■ Фрагмент страницы:
......
Около 17 октября севернее селения Гроздевки, а также в районе Речицы Буденный, собрав ударные группы с сильной артиллерией, сбил мои отряды и перебросил по бригаде конницы, под прикрытием которой навел мосты; вскоре на каждом из моих флангов появилось по дивизии конницы, подкрепленной пехотой. Возникала возможность быть окруженным, ибо против трех конных дивизий Буденного (4-я, 6-я и Кубанская красные) у меня было лишь 2500 шашек и 2000 штыков. Нужно учесть, что красные конные дивизии состояли каждая из трех полковых бригад. Полки были сильные, по 700–800 шашек.

Буденный превосходил меня конницей почти вдесятеро. Пехота его состояла из одной дивизии девятиполкового состава. Полки, правда, были слабые, не более 600 штыков в каждом. Неважно экипированные и изрядно потрепанные нами во многих боях, они не обнаруживали большего порыва.
......
■ Приложенные строки:
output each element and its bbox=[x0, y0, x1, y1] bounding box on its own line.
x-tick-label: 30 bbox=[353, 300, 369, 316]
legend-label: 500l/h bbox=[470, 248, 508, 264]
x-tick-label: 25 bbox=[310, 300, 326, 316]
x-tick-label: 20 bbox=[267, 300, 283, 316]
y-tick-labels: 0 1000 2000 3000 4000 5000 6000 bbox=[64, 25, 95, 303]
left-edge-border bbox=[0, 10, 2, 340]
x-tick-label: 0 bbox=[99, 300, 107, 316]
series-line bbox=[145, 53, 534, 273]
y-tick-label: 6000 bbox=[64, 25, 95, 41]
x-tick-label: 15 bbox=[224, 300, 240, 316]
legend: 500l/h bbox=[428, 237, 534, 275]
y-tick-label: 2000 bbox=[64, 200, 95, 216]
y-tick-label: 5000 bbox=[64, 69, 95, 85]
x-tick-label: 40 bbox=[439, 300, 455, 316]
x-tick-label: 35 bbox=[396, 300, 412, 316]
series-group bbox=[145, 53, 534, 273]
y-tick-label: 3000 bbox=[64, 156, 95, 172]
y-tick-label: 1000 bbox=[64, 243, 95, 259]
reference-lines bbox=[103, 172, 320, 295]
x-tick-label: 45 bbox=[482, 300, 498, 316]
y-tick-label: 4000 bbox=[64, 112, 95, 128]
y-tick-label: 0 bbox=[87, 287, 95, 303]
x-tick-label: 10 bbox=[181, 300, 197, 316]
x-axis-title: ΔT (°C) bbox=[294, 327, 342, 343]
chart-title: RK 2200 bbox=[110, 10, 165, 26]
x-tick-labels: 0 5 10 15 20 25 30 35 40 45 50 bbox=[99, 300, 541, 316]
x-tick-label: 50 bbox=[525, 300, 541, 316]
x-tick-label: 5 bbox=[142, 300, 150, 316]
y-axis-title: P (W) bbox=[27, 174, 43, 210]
......
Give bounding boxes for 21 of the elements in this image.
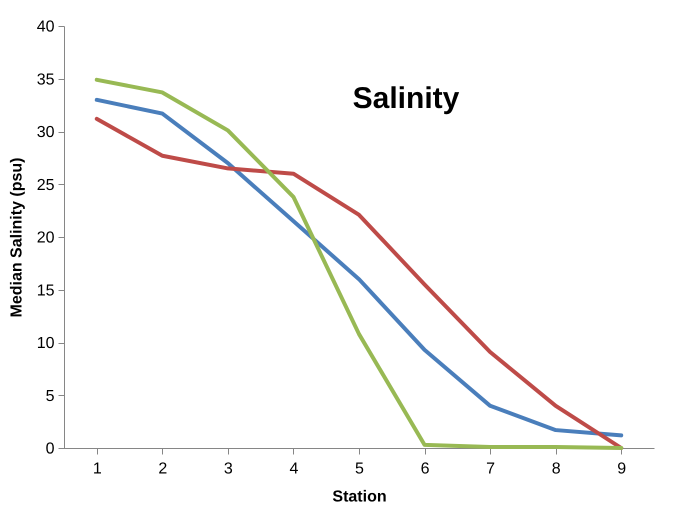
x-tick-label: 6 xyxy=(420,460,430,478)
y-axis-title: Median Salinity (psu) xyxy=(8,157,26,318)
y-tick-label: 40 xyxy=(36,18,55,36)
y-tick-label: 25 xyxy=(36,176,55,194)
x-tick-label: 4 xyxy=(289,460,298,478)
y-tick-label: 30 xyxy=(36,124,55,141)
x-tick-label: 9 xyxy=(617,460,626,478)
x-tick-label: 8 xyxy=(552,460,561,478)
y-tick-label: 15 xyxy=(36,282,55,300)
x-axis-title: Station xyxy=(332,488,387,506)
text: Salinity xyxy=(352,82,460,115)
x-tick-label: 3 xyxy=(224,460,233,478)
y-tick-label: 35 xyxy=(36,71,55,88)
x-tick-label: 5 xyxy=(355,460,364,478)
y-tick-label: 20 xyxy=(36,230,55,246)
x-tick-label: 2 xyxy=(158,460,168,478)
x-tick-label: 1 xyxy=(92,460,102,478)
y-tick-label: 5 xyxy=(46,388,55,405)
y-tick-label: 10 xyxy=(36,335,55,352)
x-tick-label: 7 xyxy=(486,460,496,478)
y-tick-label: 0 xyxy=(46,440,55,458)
......
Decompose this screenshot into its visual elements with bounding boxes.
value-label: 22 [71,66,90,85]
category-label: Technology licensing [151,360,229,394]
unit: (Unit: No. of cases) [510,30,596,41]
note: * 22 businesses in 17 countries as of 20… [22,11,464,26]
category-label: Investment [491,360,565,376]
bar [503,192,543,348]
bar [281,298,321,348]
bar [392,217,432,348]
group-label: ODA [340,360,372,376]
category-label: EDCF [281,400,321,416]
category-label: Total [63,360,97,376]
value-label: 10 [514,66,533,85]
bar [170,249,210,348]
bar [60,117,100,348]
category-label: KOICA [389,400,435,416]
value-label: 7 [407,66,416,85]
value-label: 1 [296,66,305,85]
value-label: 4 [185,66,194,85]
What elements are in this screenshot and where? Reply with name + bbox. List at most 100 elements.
......
■ Что нужно сделать:
[a] Ответьте по фрагменту страницы на вопросы, каждый с новой строки:
(i) Около какого числа октября Буденный сбил отряды автора севернее селения Гроздевки и в районе Речицы?
(ii) Сколько шашек было в каждом полку красных конных дивизий?
(iii) Сколько штыков было самое большее в каждом полку пехоты Буденного?
[b] Перепишите, пожалуйста, из фрагмента страницы без изменений часть между «Буденный превосходил меня» и «обнаруживали большего порыва.» включительно.
[c] Перечислите все конные дивизии Буденного, названные во фрагменте страницы.

■ Ответы по заданиям:
[a]
(i) Около 17 октября.
(ii) По 700–800 шашек.
(iii) Не более 600 штыков.

[b]
Буденный превосходил меня конницей почти вдесятеро. Пехота его состояла из одной дивизии девятиполкового состава. Полки, правда, были слабые, не более 600 штыков в каждом. Неважно экипированные и изрядно потрепанные нами во многих боях, они не обнаруживали большего порыва.

[c]
4-я дивизия
6-я дивизия
Кубанская дивизия